## begin
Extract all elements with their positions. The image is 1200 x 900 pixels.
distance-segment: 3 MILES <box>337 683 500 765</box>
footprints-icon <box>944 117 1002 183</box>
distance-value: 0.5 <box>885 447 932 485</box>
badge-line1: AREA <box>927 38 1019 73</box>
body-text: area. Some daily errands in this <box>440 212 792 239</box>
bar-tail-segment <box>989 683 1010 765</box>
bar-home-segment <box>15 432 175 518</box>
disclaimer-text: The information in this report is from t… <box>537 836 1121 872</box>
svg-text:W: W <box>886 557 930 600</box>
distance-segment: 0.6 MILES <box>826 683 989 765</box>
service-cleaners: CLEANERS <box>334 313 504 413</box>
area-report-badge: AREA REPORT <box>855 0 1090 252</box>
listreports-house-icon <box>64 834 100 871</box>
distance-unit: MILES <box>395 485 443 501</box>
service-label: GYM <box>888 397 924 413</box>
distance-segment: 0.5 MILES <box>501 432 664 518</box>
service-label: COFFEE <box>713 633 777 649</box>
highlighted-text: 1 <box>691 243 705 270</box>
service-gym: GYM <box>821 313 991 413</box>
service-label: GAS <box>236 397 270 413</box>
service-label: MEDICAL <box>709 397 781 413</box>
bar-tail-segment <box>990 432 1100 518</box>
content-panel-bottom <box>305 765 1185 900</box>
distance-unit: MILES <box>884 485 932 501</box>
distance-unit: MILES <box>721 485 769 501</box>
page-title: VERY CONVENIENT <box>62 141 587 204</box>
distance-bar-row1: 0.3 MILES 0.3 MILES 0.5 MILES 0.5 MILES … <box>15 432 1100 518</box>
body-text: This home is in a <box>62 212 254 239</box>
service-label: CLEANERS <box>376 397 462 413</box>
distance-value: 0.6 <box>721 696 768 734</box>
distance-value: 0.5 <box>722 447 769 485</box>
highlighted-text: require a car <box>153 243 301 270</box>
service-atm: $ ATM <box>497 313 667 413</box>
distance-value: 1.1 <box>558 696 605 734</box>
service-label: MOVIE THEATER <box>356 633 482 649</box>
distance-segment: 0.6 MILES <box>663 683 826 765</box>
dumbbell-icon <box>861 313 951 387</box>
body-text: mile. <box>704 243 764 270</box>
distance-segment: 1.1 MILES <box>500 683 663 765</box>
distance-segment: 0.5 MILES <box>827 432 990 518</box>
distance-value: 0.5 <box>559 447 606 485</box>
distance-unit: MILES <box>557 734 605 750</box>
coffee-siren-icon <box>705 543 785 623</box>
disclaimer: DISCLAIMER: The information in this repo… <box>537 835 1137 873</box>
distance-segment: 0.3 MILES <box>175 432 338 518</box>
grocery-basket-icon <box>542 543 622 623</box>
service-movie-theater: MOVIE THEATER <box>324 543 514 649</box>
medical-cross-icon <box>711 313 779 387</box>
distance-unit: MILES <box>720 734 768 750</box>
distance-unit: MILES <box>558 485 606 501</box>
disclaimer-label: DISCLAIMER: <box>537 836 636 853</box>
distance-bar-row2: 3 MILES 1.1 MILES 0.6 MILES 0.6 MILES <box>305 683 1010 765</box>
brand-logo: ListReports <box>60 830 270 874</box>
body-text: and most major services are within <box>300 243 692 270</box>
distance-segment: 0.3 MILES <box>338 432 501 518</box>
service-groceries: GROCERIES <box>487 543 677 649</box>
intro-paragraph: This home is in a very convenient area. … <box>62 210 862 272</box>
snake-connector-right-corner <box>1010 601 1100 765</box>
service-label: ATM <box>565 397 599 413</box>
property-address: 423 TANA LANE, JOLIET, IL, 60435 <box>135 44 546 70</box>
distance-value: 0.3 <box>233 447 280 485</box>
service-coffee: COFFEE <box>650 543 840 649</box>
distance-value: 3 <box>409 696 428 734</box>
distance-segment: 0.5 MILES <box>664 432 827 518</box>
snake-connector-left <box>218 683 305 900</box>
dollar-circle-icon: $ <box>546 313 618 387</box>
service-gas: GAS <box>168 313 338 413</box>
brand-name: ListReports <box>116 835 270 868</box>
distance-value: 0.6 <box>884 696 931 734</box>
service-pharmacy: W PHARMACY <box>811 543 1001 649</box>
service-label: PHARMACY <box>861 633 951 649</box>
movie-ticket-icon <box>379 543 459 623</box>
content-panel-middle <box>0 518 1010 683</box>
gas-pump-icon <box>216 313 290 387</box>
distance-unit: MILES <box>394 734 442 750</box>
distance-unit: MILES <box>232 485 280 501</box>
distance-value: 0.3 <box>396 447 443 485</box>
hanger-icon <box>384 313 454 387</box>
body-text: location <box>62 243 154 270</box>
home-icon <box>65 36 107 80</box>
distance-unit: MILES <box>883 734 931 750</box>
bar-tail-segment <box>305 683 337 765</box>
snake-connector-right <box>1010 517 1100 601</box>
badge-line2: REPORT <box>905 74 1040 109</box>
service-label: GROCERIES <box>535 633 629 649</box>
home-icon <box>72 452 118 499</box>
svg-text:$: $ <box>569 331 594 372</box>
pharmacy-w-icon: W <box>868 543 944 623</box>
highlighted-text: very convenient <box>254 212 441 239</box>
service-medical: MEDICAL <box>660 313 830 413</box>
## end
== STATED EXERCISE ==
Change every "MILES" in the entries above to "KILOMETERS", and leave everything else in them exactly the same.

== IN RESPONSE ==
Extract all elements with their positions. The image is 1200 x 900 pixels.
distance-segment: 3 KILOMETERS <box>337 683 500 765</box>
footprints-icon <box>944 117 1002 183</box>
distance-value: 0.5 <box>885 447 932 485</box>
badge-line1: AREA <box>927 38 1019 73</box>
body-text: area. Some daily errands in this <box>440 212 792 239</box>
bar-tail-segment <box>989 683 1010 765</box>
bar-home-segment <box>15 432 175 518</box>
disclaimer-text: The information in this report is from t… <box>537 836 1121 872</box>
svg-text:W: W <box>886 557 930 600</box>
distance-segment: 0.6 KILOMETERS <box>826 683 989 765</box>
service-cleaners: CLEANERS <box>334 313 504 413</box>
area-report-badge: AREA REPORT <box>855 0 1090 252</box>
listreports-house-icon <box>64 834 100 871</box>
distance-unit: KILOMETERS <box>395 485 443 501</box>
service-label: GYM <box>888 397 924 413</box>
distance-segment: 0.5 KILOMETERS <box>501 432 664 518</box>
service-label: COFFEE <box>713 633 777 649</box>
highlighted-text: 1 <box>691 243 705 270</box>
service-gym: GYM <box>821 313 991 413</box>
service-label: GAS <box>236 397 270 413</box>
service-label: MEDICAL <box>709 397 781 413</box>
bar-tail-segment <box>990 432 1100 518</box>
content-panel-bottom <box>305 765 1185 900</box>
distance-unit: KILOMETERS <box>884 485 932 501</box>
distance-unit: KILOMETERS <box>721 485 769 501</box>
page-title: VERY CONVENIENT <box>62 141 587 204</box>
distance-bar-row1: 0.3 KILOMETERS 0.3 KILOMETERS 0.5 KILOMETERS 0.5 KILOMETERS … <box>15 432 1100 518</box>
body-text: This home is in a <box>62 212 254 239</box>
service-label: CLEANERS <box>376 397 462 413</box>
distance-value: 0.6 <box>721 696 768 734</box>
distance-value: 0.5 <box>722 447 769 485</box>
highlighted-text: require a car <box>153 243 301 270</box>
service-atm: $ ATM <box>497 313 667 413</box>
distance-value: 1.1 <box>558 696 605 734</box>
service-label: MOVIE THEATER <box>356 633 482 649</box>
distance-segment: 0.6 KILOMETERS <box>663 683 826 765</box>
dumbbell-icon <box>861 313 951 387</box>
body-text: mile. <box>704 243 764 270</box>
distance-segment: 1.1 KILOMETERS <box>500 683 663 765</box>
distance-segment: 0.5 KILOMETERS <box>827 432 990 518</box>
distance-value: 0.5 <box>559 447 606 485</box>
distance-unit: KILOMETERS <box>557 734 605 750</box>
coffee-siren-icon <box>705 543 785 623</box>
disclaimer: DISCLAIMER: The information in this repo… <box>537 835 1137 873</box>
distance-segment: 0.3 KILOMETERS <box>175 432 338 518</box>
grocery-basket-icon <box>542 543 622 623</box>
service-movie-theater: MOVIE THEATER <box>324 543 514 649</box>
medical-cross-icon <box>711 313 779 387</box>
distance-unit: KILOMETERS <box>720 734 768 750</box>
distance-unit: KILOMETERS <box>558 485 606 501</box>
disclaimer-label: DISCLAIMER: <box>537 836 636 853</box>
distance-bar-row2: 3 KILOMETERS 1.1 KILOMETERS 0.6 KILOMETERS 0.6 KILOMETERS <box>305 683 1010 765</box>
brand-logo: ListReports <box>60 830 270 874</box>
body-text: and most major services are within <box>300 243 692 270</box>
distance-segment: 0.3 KILOMETERS <box>338 432 501 518</box>
service-groceries: GROCERIES <box>487 543 677 649</box>
intro-paragraph: This home is in a very convenient area. … <box>62 210 862 272</box>
snake-connector-right-corner <box>1010 601 1100 765</box>
service-label: ATM <box>565 397 599 413</box>
property-address: 423 TANA LANE, JOLIET, IL, 60435 <box>135 44 546 70</box>
distance-value: 0.3 <box>233 447 280 485</box>
service-coffee: COFFEE <box>650 543 840 649</box>
distance-value: 3 <box>409 696 428 734</box>
distance-segment: 0.5 KILOMETERS <box>664 432 827 518</box>
snake-connector-left <box>218 683 305 900</box>
dollar-circle-icon: $ <box>546 313 618 387</box>
service-gas: GAS <box>168 313 338 413</box>
brand-name: ListReports <box>116 835 270 868</box>
distance-value: 0.6 <box>884 696 931 734</box>
service-pharmacy: W PHARMACY <box>811 543 1001 649</box>
service-label: PHARMACY <box>861 633 951 649</box>
movie-ticket-icon <box>379 543 459 623</box>
content-panel-middle <box>0 518 1010 683</box>
gas-pump-icon <box>216 313 290 387</box>
distance-unit: KILOMETERS <box>394 734 442 750</box>
distance-unit: KILOMETERS <box>232 485 280 501</box>
distance-value: 0.3 <box>396 447 443 485</box>
hanger-icon <box>384 313 454 387</box>
body-text: location <box>62 243 154 270</box>
home-icon <box>65 36 107 80</box>
distance-unit: KILOMETERS <box>883 734 931 750</box>
bar-tail-segment <box>305 683 337 765</box>
snake-connector-right <box>1010 517 1100 601</box>
badge-line2: REPORT <box>905 74 1040 109</box>
service-label: GROCERIES <box>535 633 629 649</box>
home-icon <box>72 452 118 499</box>
svg-text:$: $ <box>569 331 594 372</box>
pharmacy-w-icon: W <box>868 543 944 623</box>
highlighted-text: very convenient <box>254 212 441 239</box>
service-medical: MEDICAL <box>660 313 830 413</box>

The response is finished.